-- start of EXCERPT TO READ --

Initially, SciMAT software (Cobo et al., 2012) has been used in order to deliver productivity measures about the research field, considering the historical evolution of the publications (RQ1), the most influential ones (RQ2) and the main journals where they have been published (RQ3). The article also includes relational techniques through a bibliometric mapping approach using the VOSviewer software in order to determine the evolution of the intellectual structure of the field of knowledge (RQ4). This software “pays special attention to the graphical representation of bibliometric maps. The functionality of VOSviewer is especially useful for displaying large bibliometric maps in an easy-to-interpret way” (Van Eck and Waltman, 2010, p. 523).

Finally, a specific literature review of 19 articles directly related with greenwashing in agriculture, food industry or food retail has been carried out (RQ5). This selection was carried out by the authors, using a double-check process, after reading the abstract and, when needed, the entire content of each of the 351 papers included in the bibliometric analysis.

-- end of EXCERPT TO READ --
-- start of STORED ROWS --

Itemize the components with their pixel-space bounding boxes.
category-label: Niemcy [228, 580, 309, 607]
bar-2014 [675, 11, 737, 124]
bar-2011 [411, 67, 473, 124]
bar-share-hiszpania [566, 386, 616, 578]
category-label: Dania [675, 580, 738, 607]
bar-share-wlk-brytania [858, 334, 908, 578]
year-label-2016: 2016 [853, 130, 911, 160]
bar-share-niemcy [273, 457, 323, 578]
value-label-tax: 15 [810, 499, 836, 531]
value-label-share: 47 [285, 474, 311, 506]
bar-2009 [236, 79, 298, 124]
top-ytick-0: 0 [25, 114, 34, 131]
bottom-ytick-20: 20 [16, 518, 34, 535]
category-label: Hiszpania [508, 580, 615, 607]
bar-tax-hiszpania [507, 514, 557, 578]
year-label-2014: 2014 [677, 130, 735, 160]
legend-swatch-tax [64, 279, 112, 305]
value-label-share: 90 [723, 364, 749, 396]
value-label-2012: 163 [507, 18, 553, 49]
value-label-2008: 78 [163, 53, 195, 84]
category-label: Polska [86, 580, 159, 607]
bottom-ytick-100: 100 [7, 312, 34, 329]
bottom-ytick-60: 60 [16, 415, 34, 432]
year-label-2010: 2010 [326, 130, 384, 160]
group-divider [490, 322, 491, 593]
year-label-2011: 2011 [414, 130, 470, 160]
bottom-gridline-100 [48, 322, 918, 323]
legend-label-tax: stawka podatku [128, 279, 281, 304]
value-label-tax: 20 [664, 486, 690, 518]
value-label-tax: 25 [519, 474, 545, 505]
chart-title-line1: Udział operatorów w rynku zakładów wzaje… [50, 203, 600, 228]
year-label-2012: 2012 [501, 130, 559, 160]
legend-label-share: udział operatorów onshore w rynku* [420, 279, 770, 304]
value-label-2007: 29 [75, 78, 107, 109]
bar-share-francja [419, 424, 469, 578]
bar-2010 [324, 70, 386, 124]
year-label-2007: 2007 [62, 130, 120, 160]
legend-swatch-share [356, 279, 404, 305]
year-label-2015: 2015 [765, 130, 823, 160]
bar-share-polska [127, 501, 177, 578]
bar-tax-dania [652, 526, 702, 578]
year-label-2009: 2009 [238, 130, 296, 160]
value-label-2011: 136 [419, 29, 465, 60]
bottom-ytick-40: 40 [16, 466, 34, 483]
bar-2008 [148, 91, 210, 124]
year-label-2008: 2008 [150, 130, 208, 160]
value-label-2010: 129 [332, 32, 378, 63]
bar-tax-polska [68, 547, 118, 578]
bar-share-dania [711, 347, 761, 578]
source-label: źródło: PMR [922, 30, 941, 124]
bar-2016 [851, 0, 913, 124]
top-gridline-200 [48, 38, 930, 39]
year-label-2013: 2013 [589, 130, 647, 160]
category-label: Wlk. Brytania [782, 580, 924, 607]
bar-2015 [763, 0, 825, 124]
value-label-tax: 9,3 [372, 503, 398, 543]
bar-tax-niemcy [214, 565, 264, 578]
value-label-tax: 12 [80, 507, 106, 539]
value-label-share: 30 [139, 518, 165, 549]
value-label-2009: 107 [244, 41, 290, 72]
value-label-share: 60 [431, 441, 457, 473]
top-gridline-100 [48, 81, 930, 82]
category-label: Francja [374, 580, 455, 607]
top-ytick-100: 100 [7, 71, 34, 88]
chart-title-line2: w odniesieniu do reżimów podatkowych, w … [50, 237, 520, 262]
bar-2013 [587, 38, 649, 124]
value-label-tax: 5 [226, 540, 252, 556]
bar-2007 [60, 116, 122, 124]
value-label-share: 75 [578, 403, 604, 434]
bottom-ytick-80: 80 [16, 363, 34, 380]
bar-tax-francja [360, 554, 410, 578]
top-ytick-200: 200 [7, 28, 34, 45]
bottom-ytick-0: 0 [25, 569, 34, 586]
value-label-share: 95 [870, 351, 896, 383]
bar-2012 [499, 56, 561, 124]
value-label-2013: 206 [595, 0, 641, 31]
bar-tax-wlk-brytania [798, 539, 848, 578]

-- end of STORED ROWS --

● **PARTS OF THE EXERCISE**
1 > In the methods excerpt, write out the part from "Finally, a specific" to "the bibliometric analysis.", substituting "two-reader review" for "double-check process".
2 > Answer these questions about the methods excerpt:
(a) Which software was used to determine the evolution of the field's intellectual structure?
(b) How many articles went into the specific literature review?
(c) How many papers were included in the bibliometric analysis?

● **SOLUTIONS TO EACH TASK**
1 >
Finally, a specific literature review of 19 articles directly related with greenwashing in agriculture, food industry or food retail has been carried out (RQ5). This selection was carried out by the authors, using a two-reader review, after reading the abstract and, when needed, the entire content of each of the 351 papers included in the bibliometric analysis.

2 >
(a) VOSviewer
(b) 19
(c) 351